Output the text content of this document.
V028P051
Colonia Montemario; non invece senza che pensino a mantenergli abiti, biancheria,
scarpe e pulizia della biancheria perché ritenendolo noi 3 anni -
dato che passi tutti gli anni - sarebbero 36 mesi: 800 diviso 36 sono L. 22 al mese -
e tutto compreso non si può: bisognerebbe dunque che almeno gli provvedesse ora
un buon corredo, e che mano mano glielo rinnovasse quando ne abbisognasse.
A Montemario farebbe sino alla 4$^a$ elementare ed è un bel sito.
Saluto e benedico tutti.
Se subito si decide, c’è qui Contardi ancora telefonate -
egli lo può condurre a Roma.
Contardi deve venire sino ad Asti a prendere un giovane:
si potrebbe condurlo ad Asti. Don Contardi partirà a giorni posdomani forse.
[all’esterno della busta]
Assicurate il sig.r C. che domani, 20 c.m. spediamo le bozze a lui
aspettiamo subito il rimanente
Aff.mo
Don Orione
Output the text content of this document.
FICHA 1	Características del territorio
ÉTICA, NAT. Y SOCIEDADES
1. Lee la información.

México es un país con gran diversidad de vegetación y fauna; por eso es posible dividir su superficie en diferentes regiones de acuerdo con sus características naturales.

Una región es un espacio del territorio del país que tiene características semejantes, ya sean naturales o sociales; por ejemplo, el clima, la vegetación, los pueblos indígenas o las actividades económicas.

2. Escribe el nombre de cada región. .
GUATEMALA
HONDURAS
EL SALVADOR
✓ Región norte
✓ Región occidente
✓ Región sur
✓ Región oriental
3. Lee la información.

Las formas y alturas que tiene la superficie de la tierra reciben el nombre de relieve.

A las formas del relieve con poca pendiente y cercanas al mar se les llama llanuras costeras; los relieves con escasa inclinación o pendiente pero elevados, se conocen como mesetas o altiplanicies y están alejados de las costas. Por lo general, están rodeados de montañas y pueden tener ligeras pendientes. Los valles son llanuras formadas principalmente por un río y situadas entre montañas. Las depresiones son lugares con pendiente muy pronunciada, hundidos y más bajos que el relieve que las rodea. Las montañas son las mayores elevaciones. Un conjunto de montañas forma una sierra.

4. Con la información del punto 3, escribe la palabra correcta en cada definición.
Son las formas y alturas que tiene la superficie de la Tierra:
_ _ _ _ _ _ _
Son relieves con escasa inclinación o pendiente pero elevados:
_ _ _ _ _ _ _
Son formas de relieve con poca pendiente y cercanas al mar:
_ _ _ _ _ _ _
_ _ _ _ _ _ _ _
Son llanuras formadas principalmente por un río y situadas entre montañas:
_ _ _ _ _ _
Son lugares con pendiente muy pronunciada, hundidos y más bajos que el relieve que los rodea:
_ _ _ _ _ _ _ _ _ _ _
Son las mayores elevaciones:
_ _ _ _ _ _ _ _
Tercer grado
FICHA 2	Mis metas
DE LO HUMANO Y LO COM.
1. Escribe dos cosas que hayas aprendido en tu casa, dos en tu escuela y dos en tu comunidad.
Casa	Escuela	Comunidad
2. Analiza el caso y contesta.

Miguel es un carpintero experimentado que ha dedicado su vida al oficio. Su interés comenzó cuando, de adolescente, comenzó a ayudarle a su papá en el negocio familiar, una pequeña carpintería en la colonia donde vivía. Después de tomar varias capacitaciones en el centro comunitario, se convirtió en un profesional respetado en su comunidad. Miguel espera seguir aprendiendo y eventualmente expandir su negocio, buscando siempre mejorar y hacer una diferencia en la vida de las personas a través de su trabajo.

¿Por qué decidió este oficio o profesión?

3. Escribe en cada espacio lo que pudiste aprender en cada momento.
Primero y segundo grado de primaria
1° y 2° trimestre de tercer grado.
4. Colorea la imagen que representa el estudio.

* _SET EXERCISE_
Extract every line above that contains the word "escasa".

* _EXPECTED ANSWER_
A las formas del relieve con poca pendiente y cercanas al mar se les llama llanuras costeras; los relieves con escasa inclinación o pendiente pero elevados, se conocen como mesetas o altiplanicies y están alejados de las costas. Por lo general, están rodeados de montañas y pueden tener ligeras pendientes. Los valles son llanuras formadas principalmente por un río y situadas entre montañas. Las depresiones son lugares con pendiente muy pronunciada, hundidos y más bajos que el relieve que las rodea. Las montañas son las mayores elevaciones. Un conjunto de montañas forma una sierra.
Son relieves con escasa inclinación o pendiente pero elevados:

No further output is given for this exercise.